--- Problem statement ---
Go through the material below and copy each line where the word "Medical" appears.

--- Collected data entries ---
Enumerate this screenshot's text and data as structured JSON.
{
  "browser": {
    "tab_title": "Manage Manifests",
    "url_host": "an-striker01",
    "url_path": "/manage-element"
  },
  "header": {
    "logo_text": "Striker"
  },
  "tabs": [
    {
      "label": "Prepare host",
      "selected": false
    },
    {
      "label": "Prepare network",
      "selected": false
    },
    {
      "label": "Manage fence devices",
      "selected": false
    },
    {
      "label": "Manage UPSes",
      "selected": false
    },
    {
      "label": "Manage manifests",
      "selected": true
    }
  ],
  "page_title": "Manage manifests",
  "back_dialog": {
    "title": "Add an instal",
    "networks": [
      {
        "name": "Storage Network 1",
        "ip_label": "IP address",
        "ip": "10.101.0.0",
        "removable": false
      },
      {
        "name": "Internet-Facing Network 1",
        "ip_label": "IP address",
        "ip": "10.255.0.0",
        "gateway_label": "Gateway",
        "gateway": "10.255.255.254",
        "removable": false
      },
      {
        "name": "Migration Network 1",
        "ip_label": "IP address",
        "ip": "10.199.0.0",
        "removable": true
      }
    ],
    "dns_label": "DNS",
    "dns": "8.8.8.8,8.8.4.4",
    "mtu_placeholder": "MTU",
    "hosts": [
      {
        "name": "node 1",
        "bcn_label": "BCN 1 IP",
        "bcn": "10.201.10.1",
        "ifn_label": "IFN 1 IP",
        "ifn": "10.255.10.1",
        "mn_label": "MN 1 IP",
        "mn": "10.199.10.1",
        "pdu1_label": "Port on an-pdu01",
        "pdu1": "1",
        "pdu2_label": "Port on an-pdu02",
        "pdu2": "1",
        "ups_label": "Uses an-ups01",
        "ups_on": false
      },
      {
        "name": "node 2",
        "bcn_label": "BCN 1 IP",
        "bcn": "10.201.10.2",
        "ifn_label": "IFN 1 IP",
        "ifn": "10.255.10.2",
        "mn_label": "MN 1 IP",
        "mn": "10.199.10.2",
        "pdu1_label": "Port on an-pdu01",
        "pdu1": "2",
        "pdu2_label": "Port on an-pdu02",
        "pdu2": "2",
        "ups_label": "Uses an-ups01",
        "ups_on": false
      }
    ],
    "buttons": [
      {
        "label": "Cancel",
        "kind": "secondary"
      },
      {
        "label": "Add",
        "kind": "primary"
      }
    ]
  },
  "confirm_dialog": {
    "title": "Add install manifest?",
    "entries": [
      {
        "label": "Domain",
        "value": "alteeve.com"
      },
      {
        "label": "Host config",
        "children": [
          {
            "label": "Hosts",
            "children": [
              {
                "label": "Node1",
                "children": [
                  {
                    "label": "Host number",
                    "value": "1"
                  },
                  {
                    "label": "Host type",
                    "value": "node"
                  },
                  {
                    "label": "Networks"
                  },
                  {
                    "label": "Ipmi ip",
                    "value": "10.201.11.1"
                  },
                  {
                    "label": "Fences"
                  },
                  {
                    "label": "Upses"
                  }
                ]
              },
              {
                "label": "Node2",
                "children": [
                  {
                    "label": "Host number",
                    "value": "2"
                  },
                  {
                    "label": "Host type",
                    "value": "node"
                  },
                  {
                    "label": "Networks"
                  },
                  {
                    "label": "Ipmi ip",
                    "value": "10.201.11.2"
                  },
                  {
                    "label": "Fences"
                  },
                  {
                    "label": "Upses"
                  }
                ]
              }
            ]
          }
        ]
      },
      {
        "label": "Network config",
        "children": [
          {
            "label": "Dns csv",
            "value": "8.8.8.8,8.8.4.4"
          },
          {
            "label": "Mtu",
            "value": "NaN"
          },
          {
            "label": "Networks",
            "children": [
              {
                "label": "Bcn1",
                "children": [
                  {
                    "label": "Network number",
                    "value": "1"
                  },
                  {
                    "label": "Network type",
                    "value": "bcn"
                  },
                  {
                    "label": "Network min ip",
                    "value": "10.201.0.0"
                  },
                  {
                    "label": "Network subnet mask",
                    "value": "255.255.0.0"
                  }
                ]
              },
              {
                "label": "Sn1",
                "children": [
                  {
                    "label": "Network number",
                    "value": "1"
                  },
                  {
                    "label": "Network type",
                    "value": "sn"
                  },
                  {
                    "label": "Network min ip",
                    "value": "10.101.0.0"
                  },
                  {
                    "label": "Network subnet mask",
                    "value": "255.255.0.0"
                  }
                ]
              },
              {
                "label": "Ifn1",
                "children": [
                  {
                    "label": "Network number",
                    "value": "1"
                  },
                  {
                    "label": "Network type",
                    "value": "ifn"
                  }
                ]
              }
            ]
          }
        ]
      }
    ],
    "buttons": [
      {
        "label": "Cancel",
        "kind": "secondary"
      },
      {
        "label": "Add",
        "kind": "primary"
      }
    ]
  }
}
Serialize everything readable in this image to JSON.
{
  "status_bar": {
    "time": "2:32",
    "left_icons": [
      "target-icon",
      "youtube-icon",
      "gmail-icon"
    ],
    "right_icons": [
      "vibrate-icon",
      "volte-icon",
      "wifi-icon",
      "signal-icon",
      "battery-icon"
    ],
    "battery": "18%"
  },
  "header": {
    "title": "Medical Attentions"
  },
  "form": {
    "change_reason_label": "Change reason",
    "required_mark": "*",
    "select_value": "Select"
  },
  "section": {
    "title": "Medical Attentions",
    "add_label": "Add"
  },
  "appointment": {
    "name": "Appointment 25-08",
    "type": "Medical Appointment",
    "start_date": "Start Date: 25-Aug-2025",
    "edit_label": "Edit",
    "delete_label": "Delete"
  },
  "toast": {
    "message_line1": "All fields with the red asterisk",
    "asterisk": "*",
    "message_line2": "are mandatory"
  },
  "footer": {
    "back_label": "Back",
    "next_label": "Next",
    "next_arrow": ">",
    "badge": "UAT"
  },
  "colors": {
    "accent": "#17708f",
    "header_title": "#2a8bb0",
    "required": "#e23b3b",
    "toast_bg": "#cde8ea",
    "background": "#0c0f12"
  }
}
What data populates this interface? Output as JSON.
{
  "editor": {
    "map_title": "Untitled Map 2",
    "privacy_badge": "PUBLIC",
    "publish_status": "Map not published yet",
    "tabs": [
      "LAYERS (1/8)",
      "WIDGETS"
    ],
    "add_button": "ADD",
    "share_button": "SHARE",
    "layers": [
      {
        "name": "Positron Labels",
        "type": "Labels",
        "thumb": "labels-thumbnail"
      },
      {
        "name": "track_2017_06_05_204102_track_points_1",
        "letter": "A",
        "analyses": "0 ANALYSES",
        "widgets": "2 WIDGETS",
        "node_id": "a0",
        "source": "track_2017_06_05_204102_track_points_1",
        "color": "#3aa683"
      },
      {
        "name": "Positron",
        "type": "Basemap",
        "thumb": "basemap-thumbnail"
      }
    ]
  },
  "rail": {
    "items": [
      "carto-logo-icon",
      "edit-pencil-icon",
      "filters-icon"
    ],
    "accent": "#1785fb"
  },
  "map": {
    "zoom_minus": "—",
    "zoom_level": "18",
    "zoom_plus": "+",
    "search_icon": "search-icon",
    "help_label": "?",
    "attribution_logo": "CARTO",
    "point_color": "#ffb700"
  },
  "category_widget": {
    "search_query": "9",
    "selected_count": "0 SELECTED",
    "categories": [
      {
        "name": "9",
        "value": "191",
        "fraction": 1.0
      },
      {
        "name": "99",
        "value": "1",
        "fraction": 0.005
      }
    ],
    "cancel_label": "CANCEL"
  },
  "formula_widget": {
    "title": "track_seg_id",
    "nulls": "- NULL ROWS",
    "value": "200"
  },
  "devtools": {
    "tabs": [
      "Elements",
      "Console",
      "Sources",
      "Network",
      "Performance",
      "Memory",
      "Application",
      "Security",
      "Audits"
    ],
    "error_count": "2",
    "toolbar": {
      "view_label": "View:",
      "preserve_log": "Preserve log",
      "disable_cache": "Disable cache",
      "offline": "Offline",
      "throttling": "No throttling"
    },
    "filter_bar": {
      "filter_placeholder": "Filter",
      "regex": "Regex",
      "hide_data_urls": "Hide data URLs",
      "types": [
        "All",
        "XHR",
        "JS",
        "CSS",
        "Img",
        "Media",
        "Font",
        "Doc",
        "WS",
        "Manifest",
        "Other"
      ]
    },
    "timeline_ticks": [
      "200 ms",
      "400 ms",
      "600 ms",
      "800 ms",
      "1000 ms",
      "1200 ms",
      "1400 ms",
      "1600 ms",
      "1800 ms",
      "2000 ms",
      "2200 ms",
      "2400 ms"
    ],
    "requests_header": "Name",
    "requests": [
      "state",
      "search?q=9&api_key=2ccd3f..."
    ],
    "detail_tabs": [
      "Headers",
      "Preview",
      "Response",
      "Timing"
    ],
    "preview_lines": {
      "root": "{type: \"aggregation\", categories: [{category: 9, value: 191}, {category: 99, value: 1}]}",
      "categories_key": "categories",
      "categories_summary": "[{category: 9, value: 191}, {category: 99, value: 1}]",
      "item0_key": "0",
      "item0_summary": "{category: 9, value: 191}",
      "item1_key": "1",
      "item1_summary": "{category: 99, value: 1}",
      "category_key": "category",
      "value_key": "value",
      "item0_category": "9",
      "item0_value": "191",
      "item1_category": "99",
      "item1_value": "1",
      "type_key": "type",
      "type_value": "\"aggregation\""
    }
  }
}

--- Answer to this task ---
    "title": "Medical Attentions"
    "title": "Medical Attentions",
    "type": "Medical Appointment",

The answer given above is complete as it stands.